[START]

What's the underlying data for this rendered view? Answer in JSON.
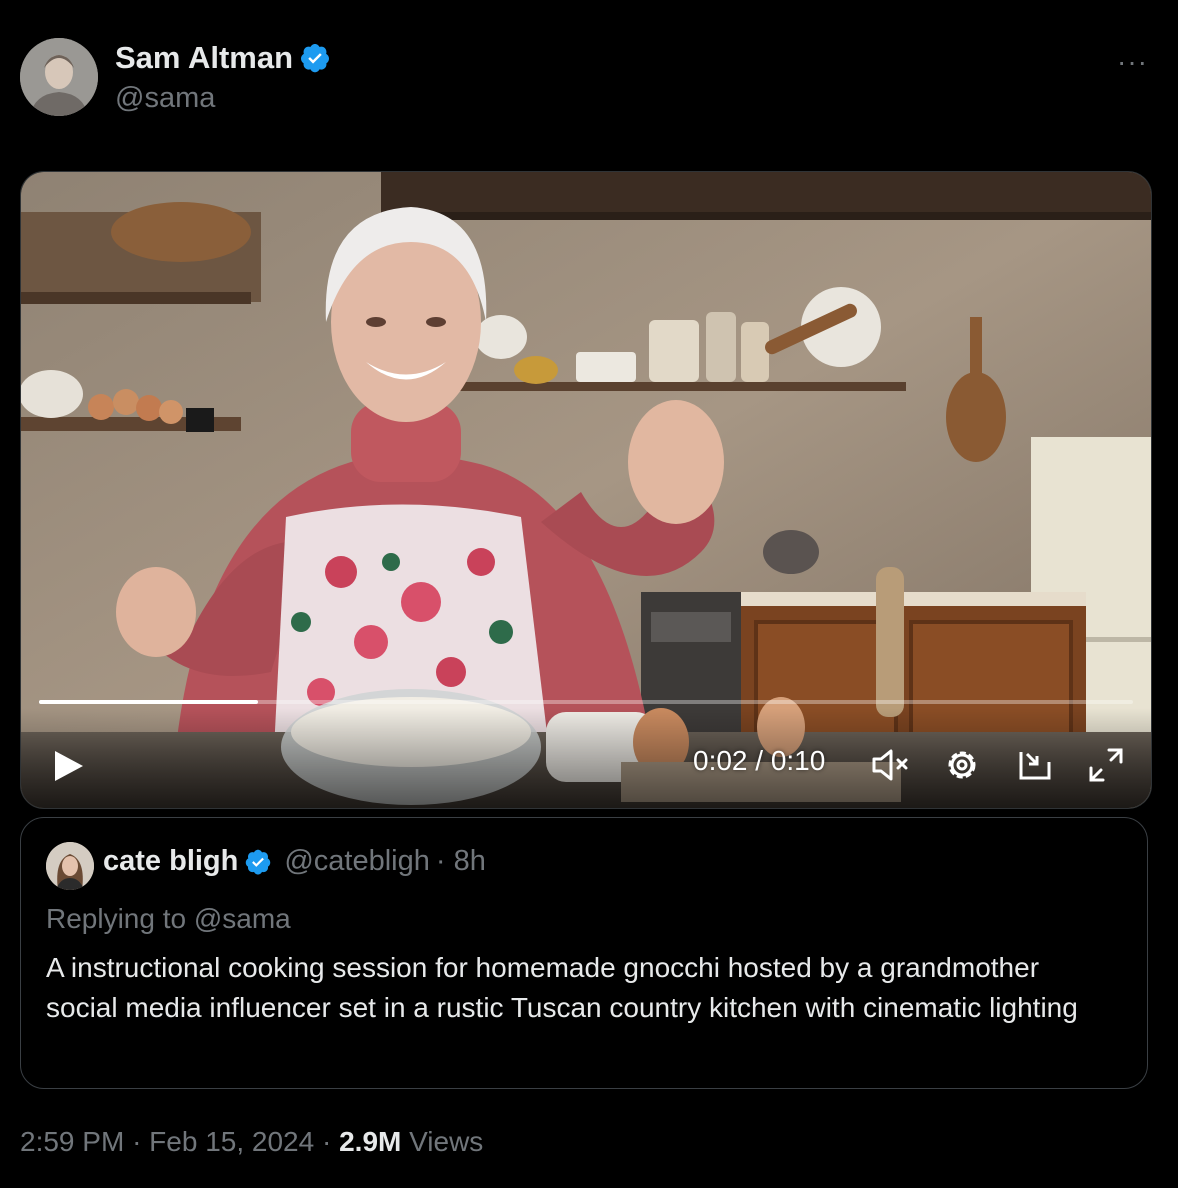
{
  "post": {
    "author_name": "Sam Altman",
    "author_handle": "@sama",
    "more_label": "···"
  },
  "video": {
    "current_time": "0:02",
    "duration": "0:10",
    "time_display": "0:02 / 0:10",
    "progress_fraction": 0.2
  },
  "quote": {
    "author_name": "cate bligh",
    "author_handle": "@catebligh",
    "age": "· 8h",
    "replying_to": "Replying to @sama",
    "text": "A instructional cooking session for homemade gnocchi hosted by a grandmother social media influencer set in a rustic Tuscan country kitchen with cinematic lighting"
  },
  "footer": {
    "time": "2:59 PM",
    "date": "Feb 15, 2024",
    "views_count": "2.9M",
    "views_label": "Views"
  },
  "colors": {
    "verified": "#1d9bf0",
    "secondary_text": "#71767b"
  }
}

[END]

§ Problem to solve
Exclude the pictures and transcribe all of the entries exactly.

§ Final answer
What's the underlying data for this rendered view? Answer in JSON.
{
  "post": {
    "author_name": "Sam Altman",
    "author_handle": "@sama",
    "more_label": "···"
  },
  "video": {
    "current_time": "0:02",
    "duration": "0:10",
    "time_display": "0:02 / 0:10",
    "progress_fraction": 0.2
  },
  "quote": {
    "author_name": "cate bligh",
    "author_handle": "@catebligh",
    "age": "· 8h",
    "replying_to": "Replying to @sama",
    "text": "A instructional cooking session for homemade gnocchi hosted by a grandmother social media influencer set in a rustic Tuscan country kitchen with cinematic lighting"
  },
  "footer": {
    "time": "2:59 PM",
    "date": "Feb 15, 2024",
    "views_count": "2.9M",
    "views_label": "Views"
  },
  "colors": {
    "verified": "#1d9bf0",
    "secondary_text": "#71767b"
  }
}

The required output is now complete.